La Coalición Nacional

Pero la Coalición Nacional es solo un instrumento de lucha. Sin duda que es el más idóneo, pero no es una fórmula mágica para de la noche a la mañana poner fin a la dictadura

dictadura, represión, Nicaragua

La Alianza Cívica por la Justicia y la Democracia (ACJD) y la Unidad Nacional Azul y Blanco (UNAB), las dos grandes organizaciones de la nueva oposición política y social, realizaron una exitosa reunión de dos días en San Salvador según informaron en conferencia de prensa conjunta el viernes pasado.

Después del mal sabor que dejó la semana anterior la noticia de que la Alianza y la UNAB se habían separado para definir “sus propios roles”, ha sido refrescante y alentadora la información sobre el gran avance hacia la unidad nacional opositora que se logró en la reunión de la capital salvadoreña.

Significativamente, la formación de la Coalición Nacional —nombre que tendrá la gran alianza democrática— coincide con la próxima conmemoración del 30 aniversario de la épica hazaña del 25 de febrero de 1990, cuando la Unión Nacional Opositora (UNO) venció electoralmente al FSLN y su candidato presidencial, el dictador Daniel Ortega.

Las circunstancias históricas son distintas. Pero igual que hace 30 años cuando aquella UNO derrotó en las elecciones a la dictadura sandinista, ahora la Coalición Nacional que representa a la oposición unida enfrenta cívicamente a la nueva dictadura de Daniel Ortega, y la reta a que se vuelva a jugar el poder en elecciones libres de acuerdo con los estándares internacionales.

────

▸ Trabajo por hacer: Determine si cada afirmación concuerda con el fragmento sobre la Coalición Nacional y responda sí o no, citando literalmente las palabras del fragmento que lo deciden. (a) La ACJD y la UNAB se reunieron durante dos días en San Salvador. (b) El fragmento presenta la Coalición Nacional como una fórmula mágica para acabar de inmediato con la dictadura. (c) Según el fragmento, las circunstancias históricas actuales son las mismas que hace 30 años. Para responder, básese únicamente en el fragmento.

────

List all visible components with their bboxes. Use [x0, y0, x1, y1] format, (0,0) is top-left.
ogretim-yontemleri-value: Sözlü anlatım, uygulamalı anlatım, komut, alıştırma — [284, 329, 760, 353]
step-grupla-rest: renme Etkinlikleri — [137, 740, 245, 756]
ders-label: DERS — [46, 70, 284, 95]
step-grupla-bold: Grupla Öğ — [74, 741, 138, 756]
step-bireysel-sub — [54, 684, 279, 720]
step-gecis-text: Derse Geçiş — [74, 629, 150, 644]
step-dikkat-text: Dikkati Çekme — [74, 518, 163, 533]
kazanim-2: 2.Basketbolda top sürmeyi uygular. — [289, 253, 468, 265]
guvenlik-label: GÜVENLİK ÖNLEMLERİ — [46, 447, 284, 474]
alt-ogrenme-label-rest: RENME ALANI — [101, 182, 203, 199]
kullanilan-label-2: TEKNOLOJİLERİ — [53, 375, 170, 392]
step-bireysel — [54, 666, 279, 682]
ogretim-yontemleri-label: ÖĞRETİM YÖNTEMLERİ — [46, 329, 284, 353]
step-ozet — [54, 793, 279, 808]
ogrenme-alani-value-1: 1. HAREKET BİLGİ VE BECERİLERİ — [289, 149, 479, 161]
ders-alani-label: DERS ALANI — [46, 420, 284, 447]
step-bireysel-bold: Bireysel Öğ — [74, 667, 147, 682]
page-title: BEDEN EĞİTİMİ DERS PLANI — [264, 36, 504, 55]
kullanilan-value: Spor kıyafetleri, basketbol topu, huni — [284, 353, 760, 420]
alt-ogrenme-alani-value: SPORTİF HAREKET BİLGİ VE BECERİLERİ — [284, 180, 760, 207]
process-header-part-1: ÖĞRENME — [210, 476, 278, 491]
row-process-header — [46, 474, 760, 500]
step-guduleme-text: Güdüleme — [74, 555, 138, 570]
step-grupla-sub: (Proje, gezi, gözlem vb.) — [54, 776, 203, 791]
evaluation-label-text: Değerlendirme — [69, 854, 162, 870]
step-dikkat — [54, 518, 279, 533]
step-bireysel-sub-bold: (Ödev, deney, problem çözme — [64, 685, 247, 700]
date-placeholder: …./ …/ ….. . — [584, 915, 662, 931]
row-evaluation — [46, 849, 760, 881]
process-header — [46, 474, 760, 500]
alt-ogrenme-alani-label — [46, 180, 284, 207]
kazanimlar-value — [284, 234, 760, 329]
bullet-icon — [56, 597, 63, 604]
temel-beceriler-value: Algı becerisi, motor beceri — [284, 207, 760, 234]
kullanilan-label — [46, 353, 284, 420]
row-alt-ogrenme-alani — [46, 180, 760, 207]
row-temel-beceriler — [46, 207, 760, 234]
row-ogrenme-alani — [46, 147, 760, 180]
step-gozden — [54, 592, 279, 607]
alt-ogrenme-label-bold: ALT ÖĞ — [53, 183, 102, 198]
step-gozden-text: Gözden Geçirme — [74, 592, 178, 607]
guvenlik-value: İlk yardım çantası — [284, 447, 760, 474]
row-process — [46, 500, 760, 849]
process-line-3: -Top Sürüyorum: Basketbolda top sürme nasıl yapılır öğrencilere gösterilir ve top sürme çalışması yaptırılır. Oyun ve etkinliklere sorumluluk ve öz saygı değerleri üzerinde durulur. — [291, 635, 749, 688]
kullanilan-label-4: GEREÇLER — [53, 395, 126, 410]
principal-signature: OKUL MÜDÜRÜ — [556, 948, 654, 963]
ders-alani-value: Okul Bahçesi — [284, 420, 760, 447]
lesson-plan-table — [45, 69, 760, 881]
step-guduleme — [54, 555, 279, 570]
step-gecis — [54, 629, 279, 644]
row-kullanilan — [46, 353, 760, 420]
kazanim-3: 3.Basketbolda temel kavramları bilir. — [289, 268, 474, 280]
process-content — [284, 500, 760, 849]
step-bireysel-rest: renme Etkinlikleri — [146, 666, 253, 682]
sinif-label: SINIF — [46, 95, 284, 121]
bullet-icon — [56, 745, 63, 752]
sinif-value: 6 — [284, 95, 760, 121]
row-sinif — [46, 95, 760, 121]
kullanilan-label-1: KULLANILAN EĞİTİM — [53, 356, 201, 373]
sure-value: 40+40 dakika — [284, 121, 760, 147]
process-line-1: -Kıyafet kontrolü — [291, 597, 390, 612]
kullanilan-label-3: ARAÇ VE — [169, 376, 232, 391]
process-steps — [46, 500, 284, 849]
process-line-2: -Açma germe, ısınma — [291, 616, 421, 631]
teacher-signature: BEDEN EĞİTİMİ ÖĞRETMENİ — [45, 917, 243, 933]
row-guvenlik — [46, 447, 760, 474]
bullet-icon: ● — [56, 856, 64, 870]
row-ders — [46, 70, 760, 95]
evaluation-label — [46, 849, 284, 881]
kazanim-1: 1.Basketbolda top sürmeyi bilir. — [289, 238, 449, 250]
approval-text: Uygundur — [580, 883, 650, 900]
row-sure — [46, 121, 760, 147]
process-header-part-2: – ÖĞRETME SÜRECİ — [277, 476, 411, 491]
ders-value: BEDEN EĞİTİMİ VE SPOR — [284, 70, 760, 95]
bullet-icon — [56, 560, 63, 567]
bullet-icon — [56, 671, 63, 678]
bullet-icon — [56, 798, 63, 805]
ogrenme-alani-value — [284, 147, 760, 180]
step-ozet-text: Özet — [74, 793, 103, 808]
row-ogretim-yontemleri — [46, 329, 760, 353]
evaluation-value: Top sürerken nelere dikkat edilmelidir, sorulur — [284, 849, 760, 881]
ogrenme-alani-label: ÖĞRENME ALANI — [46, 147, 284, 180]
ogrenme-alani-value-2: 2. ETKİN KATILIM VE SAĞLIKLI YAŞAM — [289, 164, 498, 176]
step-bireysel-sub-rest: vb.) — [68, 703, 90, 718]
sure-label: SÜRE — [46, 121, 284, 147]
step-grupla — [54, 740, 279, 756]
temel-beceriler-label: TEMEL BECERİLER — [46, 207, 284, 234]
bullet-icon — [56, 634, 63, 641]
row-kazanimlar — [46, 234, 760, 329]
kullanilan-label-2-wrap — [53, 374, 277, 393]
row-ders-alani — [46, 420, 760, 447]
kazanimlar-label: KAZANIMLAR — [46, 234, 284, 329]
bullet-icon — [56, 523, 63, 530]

────

▸ Resultado:
(a) Sí: «realizaron una exitosa reunión de dos días en San Salvador».
(b) No: «no es una fórmula mágica para de la noche a la mañana poner fin a la dictadura».
(c) No: «Las circunstancias históricas son distintas».